_Exercise:_
Where a line holds "Camins", copy it.

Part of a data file
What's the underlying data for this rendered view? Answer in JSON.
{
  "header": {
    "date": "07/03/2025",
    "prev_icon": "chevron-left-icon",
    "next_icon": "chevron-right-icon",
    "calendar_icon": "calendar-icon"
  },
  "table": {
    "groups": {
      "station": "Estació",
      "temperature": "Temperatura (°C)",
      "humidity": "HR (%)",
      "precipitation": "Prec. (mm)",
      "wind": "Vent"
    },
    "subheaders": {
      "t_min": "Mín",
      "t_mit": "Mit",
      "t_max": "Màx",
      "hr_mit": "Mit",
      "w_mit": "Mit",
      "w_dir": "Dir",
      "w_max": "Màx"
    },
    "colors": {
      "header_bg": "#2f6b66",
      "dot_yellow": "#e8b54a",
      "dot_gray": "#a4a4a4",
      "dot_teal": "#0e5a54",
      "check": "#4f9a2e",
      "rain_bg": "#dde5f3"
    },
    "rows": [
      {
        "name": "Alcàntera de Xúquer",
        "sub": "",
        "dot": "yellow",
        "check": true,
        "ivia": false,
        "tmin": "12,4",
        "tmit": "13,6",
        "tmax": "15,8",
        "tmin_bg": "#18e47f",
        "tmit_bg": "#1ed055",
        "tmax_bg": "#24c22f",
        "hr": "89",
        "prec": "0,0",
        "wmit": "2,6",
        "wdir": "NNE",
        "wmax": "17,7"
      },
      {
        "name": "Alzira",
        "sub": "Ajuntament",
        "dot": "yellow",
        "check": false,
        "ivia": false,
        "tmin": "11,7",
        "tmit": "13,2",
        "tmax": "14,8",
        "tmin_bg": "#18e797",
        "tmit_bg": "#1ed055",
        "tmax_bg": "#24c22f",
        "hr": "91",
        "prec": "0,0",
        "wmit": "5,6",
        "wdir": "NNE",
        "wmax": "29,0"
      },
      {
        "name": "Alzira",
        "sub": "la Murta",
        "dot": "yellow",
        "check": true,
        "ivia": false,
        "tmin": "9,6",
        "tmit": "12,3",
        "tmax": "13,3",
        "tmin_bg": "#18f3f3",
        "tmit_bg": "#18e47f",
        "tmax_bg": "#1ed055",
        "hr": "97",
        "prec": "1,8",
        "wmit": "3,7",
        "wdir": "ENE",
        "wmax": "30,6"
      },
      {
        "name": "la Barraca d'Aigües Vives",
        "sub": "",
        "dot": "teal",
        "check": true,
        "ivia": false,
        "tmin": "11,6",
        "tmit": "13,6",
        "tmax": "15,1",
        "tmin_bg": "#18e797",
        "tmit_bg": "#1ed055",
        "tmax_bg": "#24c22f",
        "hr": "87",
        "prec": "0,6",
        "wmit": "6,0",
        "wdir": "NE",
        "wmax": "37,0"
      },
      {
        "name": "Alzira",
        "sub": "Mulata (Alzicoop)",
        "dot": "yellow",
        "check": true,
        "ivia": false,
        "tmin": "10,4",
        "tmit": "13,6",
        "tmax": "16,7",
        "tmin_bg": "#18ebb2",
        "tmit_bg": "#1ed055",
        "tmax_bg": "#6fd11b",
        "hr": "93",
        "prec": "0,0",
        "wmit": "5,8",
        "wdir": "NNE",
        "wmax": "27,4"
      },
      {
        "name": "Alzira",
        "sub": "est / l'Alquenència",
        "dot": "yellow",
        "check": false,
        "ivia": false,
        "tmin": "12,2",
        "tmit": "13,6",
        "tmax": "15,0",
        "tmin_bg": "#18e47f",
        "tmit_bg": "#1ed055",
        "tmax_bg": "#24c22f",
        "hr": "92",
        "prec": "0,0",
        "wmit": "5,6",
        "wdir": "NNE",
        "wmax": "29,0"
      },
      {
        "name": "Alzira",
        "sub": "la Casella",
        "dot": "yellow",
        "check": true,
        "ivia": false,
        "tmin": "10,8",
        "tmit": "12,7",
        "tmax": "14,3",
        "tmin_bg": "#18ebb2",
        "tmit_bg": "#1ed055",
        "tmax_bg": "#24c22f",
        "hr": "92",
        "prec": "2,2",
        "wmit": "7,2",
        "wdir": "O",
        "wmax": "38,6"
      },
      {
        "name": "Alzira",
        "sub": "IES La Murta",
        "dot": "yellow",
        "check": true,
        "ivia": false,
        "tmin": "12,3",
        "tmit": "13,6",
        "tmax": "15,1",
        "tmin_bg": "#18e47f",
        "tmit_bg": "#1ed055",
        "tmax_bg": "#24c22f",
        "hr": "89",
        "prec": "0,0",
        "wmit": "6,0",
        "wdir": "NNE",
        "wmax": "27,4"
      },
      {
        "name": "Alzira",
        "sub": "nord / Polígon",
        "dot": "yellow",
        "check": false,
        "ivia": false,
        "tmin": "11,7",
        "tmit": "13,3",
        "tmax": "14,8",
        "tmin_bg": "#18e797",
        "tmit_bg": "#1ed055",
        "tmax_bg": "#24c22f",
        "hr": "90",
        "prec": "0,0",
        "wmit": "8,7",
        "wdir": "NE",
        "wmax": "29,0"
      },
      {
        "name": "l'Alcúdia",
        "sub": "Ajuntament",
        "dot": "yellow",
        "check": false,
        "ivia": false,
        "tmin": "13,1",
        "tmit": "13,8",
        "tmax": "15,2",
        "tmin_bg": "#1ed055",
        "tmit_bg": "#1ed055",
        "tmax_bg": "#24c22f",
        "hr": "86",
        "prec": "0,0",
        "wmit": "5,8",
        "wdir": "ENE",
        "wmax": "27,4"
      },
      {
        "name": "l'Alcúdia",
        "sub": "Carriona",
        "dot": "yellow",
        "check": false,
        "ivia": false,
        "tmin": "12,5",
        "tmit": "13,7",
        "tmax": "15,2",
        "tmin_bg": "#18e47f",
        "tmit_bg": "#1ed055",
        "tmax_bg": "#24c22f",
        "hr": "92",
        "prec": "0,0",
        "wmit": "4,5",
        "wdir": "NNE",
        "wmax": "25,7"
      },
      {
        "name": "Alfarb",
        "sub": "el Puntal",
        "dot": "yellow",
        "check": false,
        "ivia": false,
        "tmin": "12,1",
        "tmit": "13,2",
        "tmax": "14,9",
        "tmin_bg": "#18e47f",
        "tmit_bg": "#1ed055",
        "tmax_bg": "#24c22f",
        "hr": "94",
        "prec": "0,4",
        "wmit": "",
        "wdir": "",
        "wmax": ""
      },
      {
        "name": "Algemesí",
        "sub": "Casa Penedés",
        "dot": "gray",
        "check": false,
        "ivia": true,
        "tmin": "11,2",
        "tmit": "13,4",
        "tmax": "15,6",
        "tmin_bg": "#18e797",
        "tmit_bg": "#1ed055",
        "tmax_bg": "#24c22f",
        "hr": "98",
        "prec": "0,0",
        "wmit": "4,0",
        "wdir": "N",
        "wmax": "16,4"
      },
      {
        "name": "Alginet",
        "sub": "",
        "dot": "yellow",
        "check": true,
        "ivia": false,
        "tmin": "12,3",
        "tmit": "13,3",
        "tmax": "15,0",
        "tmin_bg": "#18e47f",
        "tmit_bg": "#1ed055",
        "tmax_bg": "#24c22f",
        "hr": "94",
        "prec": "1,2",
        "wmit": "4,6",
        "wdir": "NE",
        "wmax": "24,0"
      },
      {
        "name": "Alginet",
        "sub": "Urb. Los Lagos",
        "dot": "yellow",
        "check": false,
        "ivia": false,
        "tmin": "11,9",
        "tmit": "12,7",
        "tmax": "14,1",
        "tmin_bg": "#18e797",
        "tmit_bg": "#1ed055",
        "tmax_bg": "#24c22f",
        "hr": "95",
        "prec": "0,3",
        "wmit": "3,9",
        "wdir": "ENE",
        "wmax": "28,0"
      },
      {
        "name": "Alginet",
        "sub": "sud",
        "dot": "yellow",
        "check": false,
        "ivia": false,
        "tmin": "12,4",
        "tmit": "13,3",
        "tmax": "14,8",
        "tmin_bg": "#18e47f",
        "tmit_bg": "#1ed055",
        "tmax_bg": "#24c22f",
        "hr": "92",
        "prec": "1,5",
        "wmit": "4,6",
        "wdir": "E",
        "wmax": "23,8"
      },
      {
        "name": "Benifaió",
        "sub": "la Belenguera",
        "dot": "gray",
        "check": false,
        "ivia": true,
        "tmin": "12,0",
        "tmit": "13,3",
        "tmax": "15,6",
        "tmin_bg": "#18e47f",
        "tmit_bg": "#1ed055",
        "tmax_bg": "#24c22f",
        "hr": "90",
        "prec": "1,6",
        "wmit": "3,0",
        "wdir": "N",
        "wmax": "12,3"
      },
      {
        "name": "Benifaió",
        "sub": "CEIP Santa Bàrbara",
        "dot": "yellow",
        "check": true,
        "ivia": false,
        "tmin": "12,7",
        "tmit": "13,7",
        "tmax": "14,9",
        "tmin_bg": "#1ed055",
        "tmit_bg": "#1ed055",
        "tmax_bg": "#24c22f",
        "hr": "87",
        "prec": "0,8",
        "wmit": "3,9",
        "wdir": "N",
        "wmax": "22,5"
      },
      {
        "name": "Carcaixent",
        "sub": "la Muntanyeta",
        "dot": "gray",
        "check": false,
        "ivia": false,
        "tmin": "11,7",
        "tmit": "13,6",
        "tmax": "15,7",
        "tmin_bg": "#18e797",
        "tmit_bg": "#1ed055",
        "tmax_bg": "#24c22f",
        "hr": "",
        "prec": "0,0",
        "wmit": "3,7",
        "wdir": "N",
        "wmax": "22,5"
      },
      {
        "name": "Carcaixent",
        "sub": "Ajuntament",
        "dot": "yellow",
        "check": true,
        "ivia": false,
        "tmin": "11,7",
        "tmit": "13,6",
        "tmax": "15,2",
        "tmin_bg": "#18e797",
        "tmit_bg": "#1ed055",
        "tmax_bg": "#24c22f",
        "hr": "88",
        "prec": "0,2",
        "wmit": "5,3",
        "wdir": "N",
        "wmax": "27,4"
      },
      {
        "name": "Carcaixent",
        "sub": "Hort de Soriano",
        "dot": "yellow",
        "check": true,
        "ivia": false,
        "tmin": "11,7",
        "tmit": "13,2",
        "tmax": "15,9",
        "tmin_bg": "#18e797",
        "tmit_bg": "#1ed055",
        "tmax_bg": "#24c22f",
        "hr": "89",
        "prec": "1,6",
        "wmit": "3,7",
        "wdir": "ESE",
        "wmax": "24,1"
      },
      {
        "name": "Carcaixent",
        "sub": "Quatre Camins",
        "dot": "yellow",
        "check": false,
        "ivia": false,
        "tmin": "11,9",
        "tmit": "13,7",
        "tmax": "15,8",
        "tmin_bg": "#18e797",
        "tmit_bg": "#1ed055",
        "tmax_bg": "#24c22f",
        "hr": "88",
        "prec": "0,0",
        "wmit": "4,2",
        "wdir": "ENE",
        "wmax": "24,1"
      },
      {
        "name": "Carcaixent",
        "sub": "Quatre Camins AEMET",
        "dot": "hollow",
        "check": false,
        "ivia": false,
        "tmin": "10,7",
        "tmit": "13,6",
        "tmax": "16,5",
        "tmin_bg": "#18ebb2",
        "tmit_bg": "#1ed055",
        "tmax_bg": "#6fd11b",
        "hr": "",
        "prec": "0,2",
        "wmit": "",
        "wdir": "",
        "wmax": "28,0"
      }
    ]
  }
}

_Answer to this problem:_
        "sub": "Quatre Camins",
        "sub": "Quatre Camins AEMET",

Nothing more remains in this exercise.